++++ DATA PROVIDED ++++
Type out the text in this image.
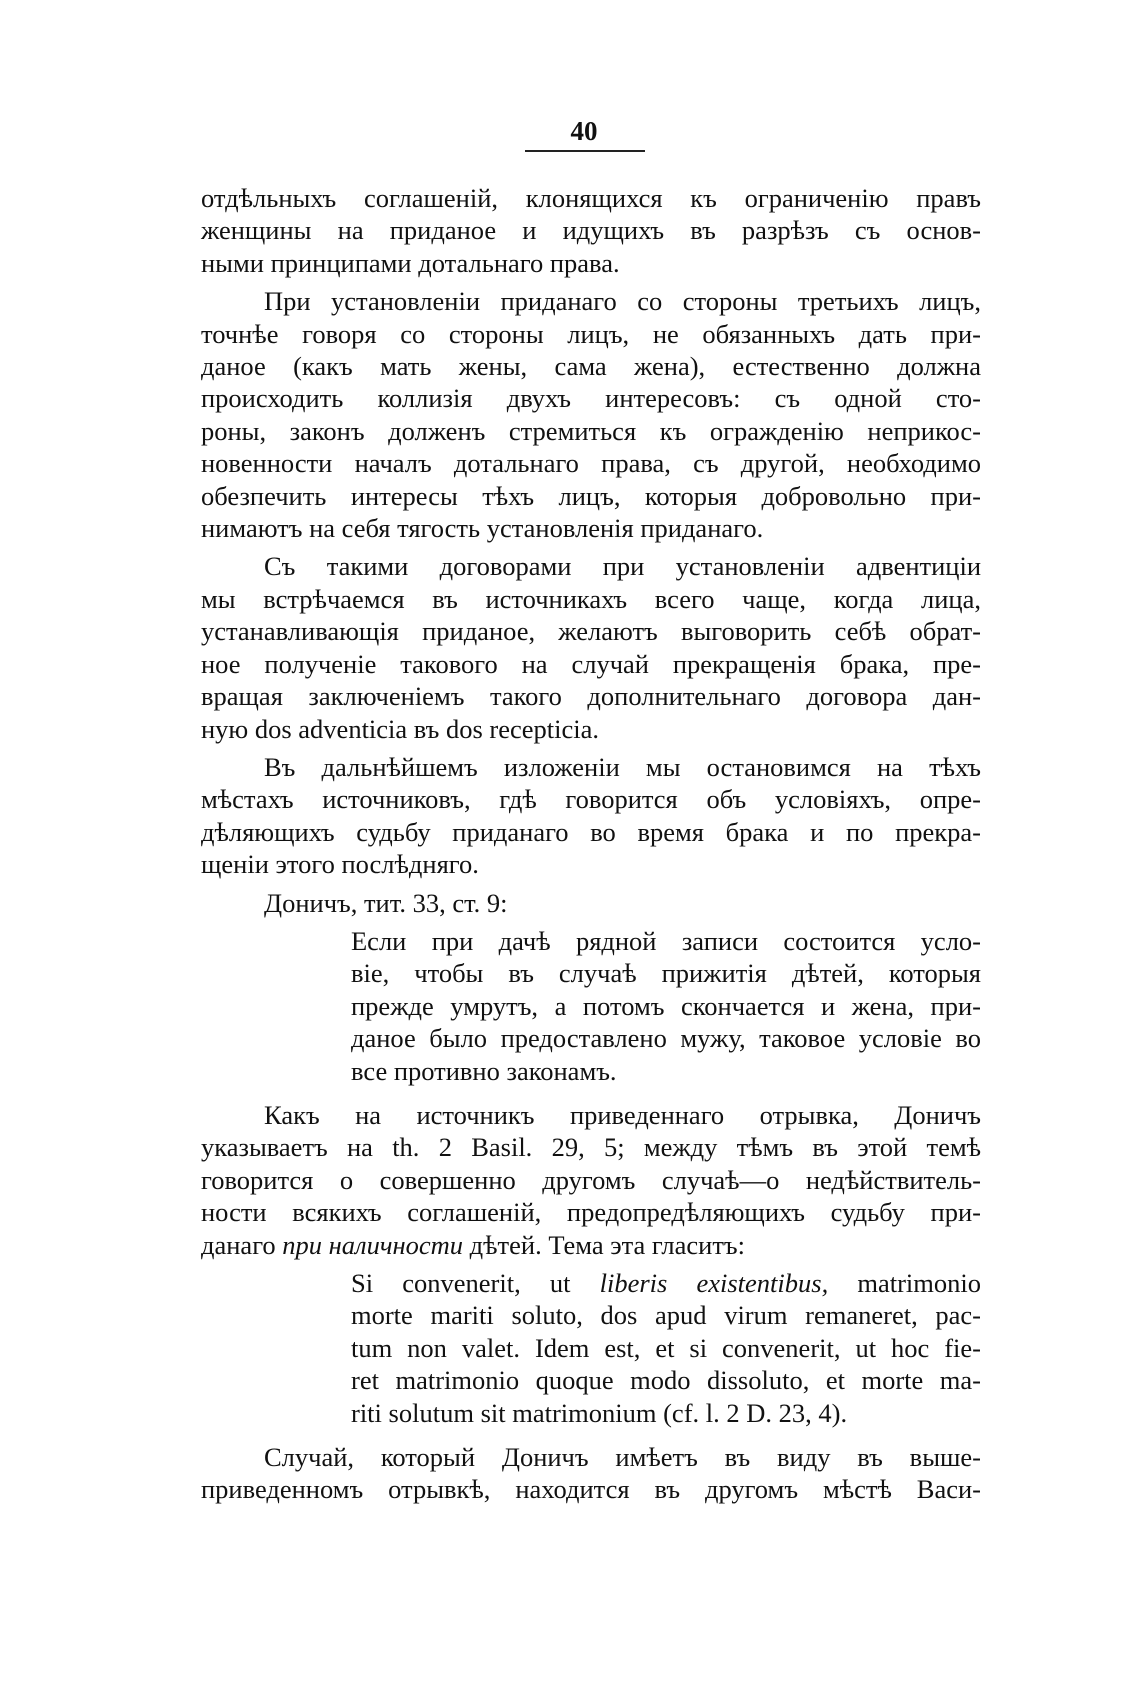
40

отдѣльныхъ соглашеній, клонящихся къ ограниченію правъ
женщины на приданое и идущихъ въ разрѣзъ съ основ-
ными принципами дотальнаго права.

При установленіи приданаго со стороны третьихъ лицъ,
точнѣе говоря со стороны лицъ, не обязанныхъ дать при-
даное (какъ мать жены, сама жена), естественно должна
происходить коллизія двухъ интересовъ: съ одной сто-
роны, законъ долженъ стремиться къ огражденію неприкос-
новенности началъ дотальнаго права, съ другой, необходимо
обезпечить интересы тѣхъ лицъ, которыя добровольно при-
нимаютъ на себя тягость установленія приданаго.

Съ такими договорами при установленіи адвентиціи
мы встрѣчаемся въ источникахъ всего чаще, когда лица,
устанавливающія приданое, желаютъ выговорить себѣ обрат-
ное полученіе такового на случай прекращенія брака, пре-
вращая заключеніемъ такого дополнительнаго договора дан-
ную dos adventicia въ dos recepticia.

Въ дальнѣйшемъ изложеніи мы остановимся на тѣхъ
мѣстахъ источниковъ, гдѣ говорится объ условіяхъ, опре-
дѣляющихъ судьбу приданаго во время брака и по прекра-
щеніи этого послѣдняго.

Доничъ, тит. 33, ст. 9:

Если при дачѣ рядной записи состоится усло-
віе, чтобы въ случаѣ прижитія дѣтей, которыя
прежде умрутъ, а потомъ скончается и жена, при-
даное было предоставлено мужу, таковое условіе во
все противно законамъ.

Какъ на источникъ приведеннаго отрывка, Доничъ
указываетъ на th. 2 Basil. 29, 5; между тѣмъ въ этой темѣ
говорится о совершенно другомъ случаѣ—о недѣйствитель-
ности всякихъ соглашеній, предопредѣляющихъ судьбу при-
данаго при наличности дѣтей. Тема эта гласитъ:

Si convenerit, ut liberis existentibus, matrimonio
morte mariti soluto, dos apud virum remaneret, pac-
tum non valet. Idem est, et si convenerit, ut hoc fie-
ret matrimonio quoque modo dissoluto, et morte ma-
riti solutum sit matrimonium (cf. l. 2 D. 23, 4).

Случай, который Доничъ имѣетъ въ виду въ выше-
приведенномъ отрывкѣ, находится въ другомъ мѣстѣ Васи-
++++
**WHAT THE TASK REQUIRES**
Report how many lines of the data contain the word "установленіи", using the number alone.

**OUTPUT OF THE EXERCISE**
2